▶ Directions:
Find the word "gardeners" in the listing; pull out each line holding it.

▶ Recorded information:
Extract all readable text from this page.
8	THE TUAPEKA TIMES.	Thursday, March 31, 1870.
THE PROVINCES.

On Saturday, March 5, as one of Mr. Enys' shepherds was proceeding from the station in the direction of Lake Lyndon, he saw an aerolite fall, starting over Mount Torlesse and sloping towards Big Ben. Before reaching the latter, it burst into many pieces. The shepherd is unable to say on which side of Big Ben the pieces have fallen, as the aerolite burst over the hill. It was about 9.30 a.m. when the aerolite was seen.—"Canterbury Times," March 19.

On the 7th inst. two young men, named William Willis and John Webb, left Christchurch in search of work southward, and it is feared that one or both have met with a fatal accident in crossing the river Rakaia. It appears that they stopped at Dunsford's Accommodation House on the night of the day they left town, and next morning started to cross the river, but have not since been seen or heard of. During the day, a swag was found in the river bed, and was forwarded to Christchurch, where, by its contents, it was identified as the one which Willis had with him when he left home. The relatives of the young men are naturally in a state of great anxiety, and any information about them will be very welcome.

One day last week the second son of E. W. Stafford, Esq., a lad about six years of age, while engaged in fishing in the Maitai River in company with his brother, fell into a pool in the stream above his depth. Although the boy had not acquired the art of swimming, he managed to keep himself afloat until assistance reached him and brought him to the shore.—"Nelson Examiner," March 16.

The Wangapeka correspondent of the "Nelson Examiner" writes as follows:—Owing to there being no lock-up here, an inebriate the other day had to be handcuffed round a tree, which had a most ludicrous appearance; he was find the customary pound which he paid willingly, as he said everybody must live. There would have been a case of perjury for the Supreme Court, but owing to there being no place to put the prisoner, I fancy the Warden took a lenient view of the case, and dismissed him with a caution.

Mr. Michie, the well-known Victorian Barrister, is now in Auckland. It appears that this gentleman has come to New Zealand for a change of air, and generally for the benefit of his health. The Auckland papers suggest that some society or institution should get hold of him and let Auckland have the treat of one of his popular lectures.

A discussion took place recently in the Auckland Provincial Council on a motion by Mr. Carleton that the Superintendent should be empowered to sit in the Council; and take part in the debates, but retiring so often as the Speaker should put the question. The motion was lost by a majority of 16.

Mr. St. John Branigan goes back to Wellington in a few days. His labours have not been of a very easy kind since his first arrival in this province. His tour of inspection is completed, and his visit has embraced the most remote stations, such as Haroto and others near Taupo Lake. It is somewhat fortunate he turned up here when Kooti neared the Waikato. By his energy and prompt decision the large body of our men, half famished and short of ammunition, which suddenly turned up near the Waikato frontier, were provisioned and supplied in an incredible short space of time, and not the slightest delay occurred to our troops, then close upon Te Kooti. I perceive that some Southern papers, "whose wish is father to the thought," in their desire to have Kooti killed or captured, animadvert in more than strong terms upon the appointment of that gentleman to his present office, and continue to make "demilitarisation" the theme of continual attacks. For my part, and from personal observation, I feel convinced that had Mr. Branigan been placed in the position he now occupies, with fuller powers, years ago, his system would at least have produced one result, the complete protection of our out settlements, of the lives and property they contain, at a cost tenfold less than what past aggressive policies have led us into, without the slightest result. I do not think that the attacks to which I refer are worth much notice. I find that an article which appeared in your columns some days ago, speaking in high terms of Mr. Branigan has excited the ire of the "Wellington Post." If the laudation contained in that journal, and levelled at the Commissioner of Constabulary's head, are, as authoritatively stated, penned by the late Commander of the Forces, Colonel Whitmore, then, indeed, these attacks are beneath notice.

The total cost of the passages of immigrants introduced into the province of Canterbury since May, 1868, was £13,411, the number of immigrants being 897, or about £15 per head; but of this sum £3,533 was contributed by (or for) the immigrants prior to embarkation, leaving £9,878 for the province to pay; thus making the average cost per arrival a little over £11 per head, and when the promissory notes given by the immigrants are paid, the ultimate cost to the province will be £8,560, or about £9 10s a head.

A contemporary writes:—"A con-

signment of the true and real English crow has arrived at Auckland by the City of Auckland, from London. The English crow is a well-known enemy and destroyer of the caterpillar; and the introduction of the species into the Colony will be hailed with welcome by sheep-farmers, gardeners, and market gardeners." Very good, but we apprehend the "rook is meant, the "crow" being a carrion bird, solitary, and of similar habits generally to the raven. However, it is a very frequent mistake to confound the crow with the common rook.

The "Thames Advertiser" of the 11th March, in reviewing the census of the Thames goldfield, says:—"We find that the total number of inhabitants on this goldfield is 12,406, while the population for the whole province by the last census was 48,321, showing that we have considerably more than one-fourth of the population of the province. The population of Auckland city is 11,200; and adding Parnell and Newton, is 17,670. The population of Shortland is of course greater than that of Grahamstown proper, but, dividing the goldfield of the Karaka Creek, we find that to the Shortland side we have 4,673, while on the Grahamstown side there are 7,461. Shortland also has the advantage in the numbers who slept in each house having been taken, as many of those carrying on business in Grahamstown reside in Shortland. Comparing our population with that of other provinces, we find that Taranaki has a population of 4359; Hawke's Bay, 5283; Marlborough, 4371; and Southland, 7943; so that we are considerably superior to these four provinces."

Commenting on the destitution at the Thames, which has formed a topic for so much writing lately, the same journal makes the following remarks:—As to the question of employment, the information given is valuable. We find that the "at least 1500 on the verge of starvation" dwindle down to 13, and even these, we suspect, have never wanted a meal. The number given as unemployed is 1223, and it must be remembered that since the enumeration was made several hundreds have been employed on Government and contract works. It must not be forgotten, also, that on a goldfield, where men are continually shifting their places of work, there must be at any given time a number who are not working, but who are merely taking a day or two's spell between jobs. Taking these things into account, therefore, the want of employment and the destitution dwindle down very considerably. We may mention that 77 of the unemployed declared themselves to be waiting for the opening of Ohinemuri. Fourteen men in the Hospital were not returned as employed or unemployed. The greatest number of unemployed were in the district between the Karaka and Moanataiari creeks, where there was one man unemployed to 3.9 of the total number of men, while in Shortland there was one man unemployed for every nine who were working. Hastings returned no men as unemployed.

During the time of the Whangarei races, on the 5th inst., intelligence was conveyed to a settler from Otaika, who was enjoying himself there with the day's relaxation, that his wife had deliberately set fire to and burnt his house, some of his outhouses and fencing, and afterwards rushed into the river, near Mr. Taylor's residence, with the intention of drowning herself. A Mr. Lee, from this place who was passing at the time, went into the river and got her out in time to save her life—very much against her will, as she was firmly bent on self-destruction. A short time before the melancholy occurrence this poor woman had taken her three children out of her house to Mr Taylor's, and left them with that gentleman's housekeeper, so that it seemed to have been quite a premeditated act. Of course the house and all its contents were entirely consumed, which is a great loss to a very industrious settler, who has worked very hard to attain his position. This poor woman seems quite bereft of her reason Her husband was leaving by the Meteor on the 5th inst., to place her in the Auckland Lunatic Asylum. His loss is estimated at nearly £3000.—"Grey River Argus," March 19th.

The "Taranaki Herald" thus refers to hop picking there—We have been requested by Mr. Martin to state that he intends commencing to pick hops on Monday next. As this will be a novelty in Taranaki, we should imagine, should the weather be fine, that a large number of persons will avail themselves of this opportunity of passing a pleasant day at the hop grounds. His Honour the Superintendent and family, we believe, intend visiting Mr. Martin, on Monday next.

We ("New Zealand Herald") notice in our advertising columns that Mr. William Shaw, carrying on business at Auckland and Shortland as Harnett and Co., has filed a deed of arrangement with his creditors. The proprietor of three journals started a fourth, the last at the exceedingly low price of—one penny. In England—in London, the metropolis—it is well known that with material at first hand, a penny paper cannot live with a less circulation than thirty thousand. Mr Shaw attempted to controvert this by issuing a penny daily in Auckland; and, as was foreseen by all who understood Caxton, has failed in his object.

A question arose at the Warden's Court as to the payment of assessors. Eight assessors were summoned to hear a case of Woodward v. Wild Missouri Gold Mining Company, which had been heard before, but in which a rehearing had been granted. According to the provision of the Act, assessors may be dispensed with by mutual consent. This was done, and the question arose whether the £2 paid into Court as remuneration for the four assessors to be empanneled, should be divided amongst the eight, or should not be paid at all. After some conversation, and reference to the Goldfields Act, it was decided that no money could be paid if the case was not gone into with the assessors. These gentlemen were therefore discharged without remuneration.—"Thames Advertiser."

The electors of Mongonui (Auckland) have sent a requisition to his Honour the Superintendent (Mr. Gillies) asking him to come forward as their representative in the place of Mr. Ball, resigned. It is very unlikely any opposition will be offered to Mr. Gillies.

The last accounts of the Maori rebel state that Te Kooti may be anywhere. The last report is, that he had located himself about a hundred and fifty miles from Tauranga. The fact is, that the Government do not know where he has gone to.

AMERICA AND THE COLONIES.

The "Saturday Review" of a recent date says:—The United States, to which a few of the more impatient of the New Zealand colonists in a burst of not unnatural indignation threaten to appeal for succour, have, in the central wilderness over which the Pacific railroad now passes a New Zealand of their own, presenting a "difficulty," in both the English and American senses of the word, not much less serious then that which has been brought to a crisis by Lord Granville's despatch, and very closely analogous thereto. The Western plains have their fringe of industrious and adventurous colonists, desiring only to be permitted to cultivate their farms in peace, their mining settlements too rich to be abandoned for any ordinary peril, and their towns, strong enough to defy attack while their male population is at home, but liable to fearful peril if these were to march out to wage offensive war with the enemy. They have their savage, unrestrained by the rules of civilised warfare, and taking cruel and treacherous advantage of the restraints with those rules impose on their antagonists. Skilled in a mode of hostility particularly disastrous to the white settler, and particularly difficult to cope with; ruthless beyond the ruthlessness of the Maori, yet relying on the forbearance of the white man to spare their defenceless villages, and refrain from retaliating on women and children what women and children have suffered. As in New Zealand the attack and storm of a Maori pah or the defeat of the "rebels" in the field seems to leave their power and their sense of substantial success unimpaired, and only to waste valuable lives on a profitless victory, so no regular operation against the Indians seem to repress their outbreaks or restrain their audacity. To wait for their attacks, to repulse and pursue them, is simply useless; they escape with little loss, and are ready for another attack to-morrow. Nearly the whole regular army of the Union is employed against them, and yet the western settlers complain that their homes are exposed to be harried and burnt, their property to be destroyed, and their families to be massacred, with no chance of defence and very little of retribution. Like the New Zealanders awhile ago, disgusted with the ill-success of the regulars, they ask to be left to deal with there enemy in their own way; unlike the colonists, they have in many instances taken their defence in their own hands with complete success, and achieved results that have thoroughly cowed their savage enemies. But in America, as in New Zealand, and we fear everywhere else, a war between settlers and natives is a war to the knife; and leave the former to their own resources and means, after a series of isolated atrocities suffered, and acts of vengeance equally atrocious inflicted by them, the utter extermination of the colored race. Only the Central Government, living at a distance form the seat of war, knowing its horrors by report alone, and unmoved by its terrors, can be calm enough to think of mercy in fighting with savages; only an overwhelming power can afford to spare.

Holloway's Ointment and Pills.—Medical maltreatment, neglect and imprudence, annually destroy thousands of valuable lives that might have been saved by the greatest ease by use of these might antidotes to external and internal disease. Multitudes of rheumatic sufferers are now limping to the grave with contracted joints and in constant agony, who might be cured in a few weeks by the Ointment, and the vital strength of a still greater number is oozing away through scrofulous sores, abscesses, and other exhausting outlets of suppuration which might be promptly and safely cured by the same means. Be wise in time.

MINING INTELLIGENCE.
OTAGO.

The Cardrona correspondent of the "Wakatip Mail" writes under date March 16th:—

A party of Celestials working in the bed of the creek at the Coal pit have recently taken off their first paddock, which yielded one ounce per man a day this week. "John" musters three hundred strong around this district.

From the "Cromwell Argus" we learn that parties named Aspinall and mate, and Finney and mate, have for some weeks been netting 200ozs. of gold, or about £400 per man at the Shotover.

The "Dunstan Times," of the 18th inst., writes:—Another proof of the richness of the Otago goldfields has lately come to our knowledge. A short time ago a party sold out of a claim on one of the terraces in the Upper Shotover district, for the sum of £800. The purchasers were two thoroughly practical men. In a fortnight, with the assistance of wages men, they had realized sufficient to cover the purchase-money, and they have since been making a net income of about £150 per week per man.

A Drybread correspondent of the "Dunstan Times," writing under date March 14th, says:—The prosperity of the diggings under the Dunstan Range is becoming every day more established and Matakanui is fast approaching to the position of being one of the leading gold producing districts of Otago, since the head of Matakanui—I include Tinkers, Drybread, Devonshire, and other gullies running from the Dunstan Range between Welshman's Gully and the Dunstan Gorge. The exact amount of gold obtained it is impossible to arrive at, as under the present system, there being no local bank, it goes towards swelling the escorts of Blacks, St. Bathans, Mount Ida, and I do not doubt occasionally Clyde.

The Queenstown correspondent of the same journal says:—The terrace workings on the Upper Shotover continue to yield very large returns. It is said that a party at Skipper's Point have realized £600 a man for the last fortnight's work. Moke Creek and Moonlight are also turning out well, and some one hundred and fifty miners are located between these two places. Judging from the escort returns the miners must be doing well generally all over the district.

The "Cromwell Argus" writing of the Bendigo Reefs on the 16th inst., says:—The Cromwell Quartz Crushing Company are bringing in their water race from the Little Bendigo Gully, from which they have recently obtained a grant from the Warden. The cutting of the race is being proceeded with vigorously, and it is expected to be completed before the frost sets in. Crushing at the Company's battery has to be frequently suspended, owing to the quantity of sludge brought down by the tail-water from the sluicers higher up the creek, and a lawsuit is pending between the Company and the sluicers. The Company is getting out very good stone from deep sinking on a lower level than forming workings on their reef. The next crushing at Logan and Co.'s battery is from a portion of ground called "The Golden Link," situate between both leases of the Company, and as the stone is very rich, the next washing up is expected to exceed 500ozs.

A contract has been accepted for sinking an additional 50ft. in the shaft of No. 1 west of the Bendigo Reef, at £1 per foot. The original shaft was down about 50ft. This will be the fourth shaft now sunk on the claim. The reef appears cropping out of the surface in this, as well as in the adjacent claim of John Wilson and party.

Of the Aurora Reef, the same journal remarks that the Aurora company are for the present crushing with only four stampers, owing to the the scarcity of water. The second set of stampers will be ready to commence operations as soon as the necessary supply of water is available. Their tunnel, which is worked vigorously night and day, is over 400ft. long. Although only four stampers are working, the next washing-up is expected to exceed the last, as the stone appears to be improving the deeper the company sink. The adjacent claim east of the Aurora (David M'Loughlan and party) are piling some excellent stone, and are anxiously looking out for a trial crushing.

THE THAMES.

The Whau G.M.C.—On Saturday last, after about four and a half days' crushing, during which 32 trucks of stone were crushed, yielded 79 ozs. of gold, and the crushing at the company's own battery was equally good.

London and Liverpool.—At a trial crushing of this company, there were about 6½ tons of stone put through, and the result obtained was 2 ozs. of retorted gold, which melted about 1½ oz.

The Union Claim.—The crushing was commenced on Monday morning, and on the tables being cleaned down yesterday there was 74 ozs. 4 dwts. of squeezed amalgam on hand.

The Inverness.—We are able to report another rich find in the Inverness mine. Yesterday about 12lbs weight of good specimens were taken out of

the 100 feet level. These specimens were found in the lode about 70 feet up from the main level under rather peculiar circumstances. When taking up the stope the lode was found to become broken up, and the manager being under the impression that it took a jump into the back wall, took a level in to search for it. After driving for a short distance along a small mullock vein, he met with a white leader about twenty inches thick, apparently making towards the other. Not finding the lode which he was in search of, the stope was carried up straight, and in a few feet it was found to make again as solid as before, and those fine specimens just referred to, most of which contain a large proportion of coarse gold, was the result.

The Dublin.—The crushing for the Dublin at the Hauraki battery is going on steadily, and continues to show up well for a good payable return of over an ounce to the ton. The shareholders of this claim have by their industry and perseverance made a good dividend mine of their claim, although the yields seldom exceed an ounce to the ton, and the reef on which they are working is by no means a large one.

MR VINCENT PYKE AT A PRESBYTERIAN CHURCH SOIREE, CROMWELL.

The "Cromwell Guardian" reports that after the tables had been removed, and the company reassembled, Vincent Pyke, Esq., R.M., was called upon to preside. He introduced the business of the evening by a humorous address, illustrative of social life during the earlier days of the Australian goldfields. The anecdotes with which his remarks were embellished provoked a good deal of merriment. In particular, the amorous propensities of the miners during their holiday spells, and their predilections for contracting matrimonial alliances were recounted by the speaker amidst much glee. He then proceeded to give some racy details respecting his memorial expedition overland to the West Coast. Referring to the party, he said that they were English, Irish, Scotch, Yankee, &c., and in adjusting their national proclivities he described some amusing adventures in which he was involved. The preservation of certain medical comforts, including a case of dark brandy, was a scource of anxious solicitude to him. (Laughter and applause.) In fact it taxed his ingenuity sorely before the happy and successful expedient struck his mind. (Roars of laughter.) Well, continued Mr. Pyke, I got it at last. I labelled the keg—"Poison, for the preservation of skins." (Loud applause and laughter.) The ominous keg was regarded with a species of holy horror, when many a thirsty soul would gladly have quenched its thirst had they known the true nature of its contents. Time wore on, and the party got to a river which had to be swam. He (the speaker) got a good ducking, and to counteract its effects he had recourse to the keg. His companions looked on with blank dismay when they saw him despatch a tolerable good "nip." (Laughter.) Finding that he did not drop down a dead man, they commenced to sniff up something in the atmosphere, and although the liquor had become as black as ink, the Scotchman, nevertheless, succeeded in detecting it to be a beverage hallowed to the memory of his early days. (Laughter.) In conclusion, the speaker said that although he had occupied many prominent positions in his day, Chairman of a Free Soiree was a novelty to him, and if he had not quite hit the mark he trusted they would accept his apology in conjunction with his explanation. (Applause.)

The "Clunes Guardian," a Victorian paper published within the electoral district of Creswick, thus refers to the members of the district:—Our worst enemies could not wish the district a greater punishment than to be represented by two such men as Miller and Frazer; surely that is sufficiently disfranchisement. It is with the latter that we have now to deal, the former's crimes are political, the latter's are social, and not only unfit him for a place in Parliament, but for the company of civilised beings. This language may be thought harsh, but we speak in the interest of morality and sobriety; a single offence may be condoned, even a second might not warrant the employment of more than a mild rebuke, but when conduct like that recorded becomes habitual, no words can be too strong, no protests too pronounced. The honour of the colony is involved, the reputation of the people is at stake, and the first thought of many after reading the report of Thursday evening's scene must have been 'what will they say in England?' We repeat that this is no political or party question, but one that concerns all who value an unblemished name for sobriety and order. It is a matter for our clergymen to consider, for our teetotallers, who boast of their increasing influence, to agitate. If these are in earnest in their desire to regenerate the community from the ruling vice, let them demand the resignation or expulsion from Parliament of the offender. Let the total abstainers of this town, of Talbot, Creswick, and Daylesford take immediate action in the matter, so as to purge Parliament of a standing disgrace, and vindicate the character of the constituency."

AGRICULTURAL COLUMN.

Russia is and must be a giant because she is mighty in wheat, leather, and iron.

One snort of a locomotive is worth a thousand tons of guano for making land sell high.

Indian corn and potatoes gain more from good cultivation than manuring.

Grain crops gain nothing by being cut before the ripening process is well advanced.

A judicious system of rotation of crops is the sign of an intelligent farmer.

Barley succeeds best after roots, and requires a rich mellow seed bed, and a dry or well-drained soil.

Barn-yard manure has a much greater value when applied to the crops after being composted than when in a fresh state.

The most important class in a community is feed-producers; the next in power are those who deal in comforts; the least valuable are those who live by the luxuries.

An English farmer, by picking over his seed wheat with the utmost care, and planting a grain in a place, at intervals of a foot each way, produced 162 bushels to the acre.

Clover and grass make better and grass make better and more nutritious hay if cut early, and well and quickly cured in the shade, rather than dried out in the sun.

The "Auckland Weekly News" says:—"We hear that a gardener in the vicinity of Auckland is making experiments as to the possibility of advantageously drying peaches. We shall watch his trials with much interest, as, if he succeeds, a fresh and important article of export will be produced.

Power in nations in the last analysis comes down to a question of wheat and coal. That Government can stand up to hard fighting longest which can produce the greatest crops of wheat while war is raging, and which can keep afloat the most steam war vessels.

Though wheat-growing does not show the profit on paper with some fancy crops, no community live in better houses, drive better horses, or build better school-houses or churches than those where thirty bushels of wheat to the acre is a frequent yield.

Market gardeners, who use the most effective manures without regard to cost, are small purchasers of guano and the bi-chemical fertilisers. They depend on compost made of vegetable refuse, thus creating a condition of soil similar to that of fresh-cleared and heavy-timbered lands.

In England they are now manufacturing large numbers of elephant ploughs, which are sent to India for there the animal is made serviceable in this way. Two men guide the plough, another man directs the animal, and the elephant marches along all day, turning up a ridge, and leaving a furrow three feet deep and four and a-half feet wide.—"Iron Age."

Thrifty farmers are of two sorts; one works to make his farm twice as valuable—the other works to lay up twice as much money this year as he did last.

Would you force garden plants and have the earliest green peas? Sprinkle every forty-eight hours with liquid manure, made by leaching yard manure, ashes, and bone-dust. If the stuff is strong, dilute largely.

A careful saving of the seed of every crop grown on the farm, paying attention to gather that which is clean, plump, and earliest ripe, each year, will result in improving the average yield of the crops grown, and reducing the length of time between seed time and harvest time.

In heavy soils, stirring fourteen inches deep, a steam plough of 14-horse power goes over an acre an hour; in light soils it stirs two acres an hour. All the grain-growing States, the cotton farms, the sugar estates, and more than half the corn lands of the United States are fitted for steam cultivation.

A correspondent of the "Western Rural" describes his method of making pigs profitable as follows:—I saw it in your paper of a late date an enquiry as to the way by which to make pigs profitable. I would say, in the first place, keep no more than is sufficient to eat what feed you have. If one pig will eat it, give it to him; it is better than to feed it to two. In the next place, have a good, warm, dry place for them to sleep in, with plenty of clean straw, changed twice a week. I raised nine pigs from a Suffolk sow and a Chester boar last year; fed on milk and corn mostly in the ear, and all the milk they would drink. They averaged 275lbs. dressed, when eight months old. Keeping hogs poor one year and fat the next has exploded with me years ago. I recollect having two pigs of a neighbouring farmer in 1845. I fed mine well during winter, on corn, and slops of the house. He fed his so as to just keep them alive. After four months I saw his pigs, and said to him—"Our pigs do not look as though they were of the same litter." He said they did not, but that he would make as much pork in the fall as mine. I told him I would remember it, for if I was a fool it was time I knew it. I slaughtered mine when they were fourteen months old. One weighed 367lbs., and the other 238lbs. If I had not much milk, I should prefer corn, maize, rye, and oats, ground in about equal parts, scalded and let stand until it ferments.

▶ Result of this task:
signment of the true and real English crow has arrived at Auckland by the City of Auckland, from London. The English crow is a well-known enemy and destroyer of the caterpillar; and the introduction of the species into the Colony will be hailed with welcome by sheep-farmers, gardeners, and market gardeners." Very good, but we apprehend the "rook is meant, the "crow" being a carrion bird, solitary, and of similar habits generally to the raven. However, it is a very frequent mistake to confound the crow with the common rook.
Market gardeners, who use the most effective manures without regard to cost, are small purchasers of guano and the bi-chemical fertilisers. They depend on compost made of vegetable refuse, thus creating a condition of soil similar to that of fresh-cleared and heavy-timbered lands.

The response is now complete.